## BEGIN Excerpt provided
Identifying an Appropriate State Agency for Reporting
Although some commenters argued that FINRA should mandate reporting of senior exploitation, FINRA declined to do so. Nonetheless, some state laws already mandate reporting of senior exploitation, and almost all others expressly permit it. FINRA noted that it would expect members to comply with all state reporting and other requirements and may request related records during the examination process.
One practical question that may arise is how broker-dealers identify the appropriate state agency to which they can report potential financial exploitation. State procedures vary widely. In many states, reports are submitted to the Adult Protective Services agency. In others, reports are either permitted or required to be made to other agencies, such as local law enforcement, or more recently (in keeping with the NASAA Model Act) to the state securities regulator.
Requirements for Self-Directed and Electronic Accounts
FINRA notes in the proposal that a broker-dealer’s reasonable belief that financial exploitation of a Specified Adult is or may be occurring may be based on the facts and circumstances observed in the broker-dealer’s business relationship with the Specified Adult. The opportunity for such observations is clear in a traditional brokerage relationship that involves in-person and telephone interaction with the client. Less clear is how such facts and circumstances may be observed when the business relationship involves self-directed and electronic accounts.
## END Excerpt provided
## BEGIN Given information
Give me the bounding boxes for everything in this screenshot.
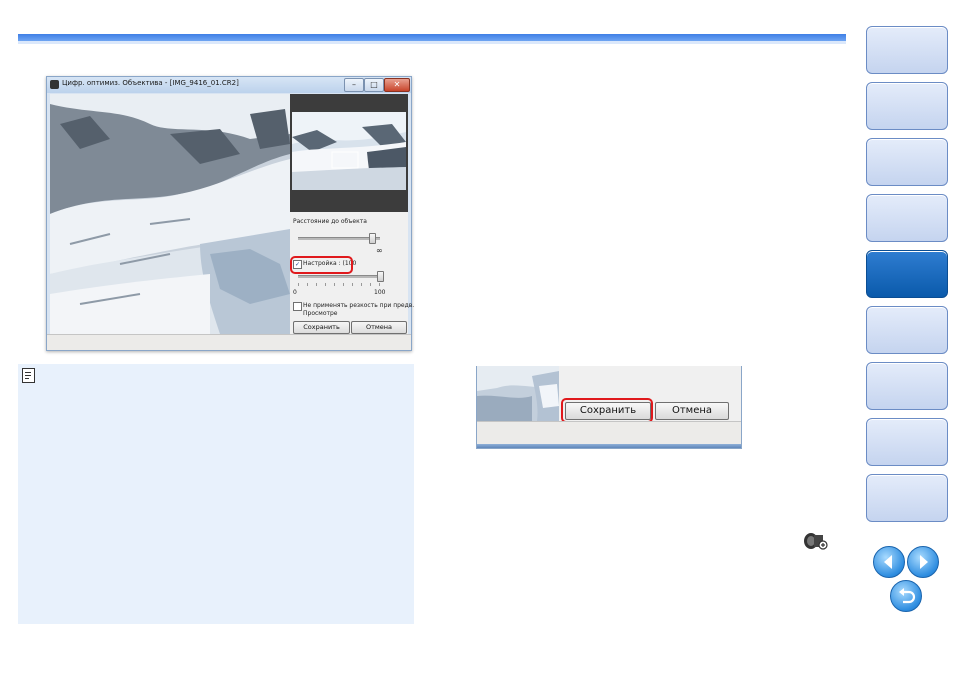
## END Given information
_Required task 1_.
Using the excerpt on FINRA and senior financial exploitation, decide whether each statement agrees with it. Answer yes or no for each, quoting the deciding words.
(a) FINRA chose to make reporting of senior exploitation mandatory.
(b) In many states, reports go to the Adult Protective Services agency.
(c) Observations are described as clear in a traditional brokerage relationship with in-person and telephone contact.
_Required task 2_.
Answer these questions from the excerpt on FINRA and senior financial exploitation.
(a) What may FINRA request during the examination process?
(b) Which model act is cited in connection with reporting to the state securities regulator?
(c) What kinds of accounts make it less clear how facts and circumstances may be observed?
_Required task 3_. Please write the next part of the excerpt on FINRA and senior financial exploitation, picking up after its final sentence.

_Task result 1_.
(a) No: "FINRA declined to do so."
(b) Yes: "In many states, reports are submitted to the Adult Protective Services agency."
(c) Yes: "The opportunity for such observations is clear in a traditional brokerage relationship that involves in-person and telephone interaction with the client."

_Task result 2_.
(a) Related records.
(b) The NASAA Model Act.
(c) Self-directed and electronic accounts.

_Task result 3_.
If you have any questions or would like more information on the issues discussed in this LawFlash, please contact any of the following Morgan Lewis lawyers:
Mary M. Dunbar
 Based on comments received in response to the proposal, FINRA extended the implementation deadline to 12 months after SEC approval instead of the original 6-month period that was proposed.
 The term “Account” would mean any account of a broker-dealer for which a “Specified Adult” has the authority to transact business. Institutional accounts are excluded.
 The SEC Office of Compliance Inspections and Examinations recently published its Examination Priorities for 2017. FINRA also recently published its 2017 Annual Regulatory and Examination Priorities Letter.
 See, e.g., Ala. Code §§ 8-6 et seq. (2016).
 La. R.S. § 51:725 et seq. (2016).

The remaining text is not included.